[Input for this task start]

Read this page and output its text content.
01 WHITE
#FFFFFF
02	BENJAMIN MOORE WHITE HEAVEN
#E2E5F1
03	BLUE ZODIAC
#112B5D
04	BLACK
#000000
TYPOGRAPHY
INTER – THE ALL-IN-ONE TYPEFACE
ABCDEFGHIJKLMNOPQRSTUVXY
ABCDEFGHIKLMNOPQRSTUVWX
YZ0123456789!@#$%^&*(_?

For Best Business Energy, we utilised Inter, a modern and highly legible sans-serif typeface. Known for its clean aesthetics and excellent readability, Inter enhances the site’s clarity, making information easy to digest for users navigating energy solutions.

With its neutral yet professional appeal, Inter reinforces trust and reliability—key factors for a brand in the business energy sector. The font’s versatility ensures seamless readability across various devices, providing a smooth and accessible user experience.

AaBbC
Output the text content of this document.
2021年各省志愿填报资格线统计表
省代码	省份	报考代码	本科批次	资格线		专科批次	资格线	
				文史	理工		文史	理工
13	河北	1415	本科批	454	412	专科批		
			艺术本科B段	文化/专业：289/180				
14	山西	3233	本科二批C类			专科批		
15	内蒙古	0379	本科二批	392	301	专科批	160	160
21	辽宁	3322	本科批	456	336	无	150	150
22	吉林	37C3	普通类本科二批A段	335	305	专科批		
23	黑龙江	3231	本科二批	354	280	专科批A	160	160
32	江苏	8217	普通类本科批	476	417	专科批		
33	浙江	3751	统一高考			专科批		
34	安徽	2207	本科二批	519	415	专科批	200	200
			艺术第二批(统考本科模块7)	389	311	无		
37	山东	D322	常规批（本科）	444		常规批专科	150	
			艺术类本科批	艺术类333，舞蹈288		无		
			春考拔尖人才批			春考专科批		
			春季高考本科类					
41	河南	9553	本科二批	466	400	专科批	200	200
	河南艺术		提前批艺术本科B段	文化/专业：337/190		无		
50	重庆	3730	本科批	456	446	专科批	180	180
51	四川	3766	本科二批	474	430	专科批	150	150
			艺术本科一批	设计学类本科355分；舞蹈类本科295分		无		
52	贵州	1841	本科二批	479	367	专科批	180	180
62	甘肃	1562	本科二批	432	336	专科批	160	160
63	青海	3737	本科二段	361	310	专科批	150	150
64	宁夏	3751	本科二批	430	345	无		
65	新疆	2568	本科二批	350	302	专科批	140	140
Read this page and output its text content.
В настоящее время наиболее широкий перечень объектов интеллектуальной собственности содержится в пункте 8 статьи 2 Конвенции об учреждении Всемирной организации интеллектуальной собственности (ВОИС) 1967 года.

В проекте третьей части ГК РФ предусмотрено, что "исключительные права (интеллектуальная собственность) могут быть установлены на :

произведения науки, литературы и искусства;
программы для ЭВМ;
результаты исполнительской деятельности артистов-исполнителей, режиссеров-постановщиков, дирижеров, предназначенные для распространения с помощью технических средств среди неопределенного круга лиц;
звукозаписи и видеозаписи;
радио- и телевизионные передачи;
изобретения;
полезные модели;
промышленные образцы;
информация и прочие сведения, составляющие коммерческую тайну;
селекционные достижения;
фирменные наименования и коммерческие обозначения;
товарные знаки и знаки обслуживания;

[Input for this task end]

> [The task] Write out every line of the material again, exactly as it reads.

> [The result]
Read this page and output its text content.
01 WHITE
#FFFFFF
02	BENJAMIN MOORE WHITE HEAVEN
#E2E5F1
03	BLUE ZODIAC
#112B5D
04	BLACK
#000000
TYPOGRAPHY
INTER – THE ALL-IN-ONE TYPEFACE
ABCDEFGHIJKLMNOPQRSTUVXY
ABCDEFGHIKLMNOPQRSTUVWX
YZ0123456789!@#$%^&*(_?

For Best Business Energy, we utilised Inter, a modern and highly legible sans-serif typeface. Known for its clean aesthetics and excellent readability, Inter enhances the site’s clarity, making information easy to digest for users navigating energy solutions.

With its neutral yet professional appeal, Inter reinforces trust and reliability—key factors for a brand in the business energy sector. The font’s versatility ensures seamless readability across various devices, providing a smooth and accessible user experience.

AaBbC
Output the text content of this document.
2021年各省志愿填报资格线统计表
省代码	省份	报考代码	本科批次	资格线		专科批次	资格线	
				文史	理工		文史	理工
13	河北	1415	本科批	454	412	专科批		
			艺术本科B段	文化/专业：289/180				
14	山西	3233	本科二批C类			专科批		
15	内蒙古	0379	本科二批	392	301	专科批	160	160
21	辽宁	3322	本科批	456	336	无	150	150
22	吉林	37C3	普通类本科二批A段	335	305	专科批		
23	黑龙江	3231	本科二批	354	280	专科批A	160	160
32	江苏	8217	普通类本科批	476	417	专科批		
33	浙江	3751	统一高考			专科批		
34	安徽	2207	本科二批	519	415	专科批	200	200
			艺术第二批(统考本科模块7)	389	311	无		
37	山东	D322	常规批（本科）	444		常规批专科	150	
			艺术类本科批	艺术类333，舞蹈288		无		
			春考拔尖人才批			春考专科批		
			春季高考本科类					
41	河南	9553	本科二批	466	400	专科批	200	200
	河南艺术		提前批艺术本科B段	文化/专业：337/190		无		
50	重庆	3730	本科批	456	446	专科批	180	180
51	四川	3766	本科二批	474	430	专科批	150	150
			艺术本科一批	设计学类本科355分；舞蹈类本科295分		无		
52	贵州	1841	本科二批	479	367	专科批	180	180
62	甘肃	1562	本科二批	432	336	专科批	160	160
63	青海	3737	本科二段	361	310	专科批	150	150
64	宁夏	3751	本科二批	430	345	无		
65	新疆	2568	本科二批	350	302	专科批	140	140
Read this page and output its text content.
В настоящее время наиболее широкий перечень объектов интеллектуальной собственности содержится в пункте 8 статьи 2 Конвенции об учреждении Всемирной организации интеллектуальной собственности (ВОИС) 1967 года.

В проекте третьей части ГК РФ предусмотрено, что "исключительные права (интеллектуальная собственность) могут быть установлены на :

произведения науки, литературы и искусства;
программы для ЭВМ;
результаты исполнительской деятельности артистов-исполнителей, режиссеров-постановщиков, дирижеров, предназначенные для распространения с помощью технических средств среди неопределенного круга лиц;
звукозаписи и видеозаписи;
радио- и телевизионные передачи;
изобретения;
полезные модели;
промышленные образцы;
информация и прочие сведения, составляющие коммерческую тайну;
селекционные достижения;
фирменные наименования и коммерческие обозначения;
товарные знаки и знаки обслуживания;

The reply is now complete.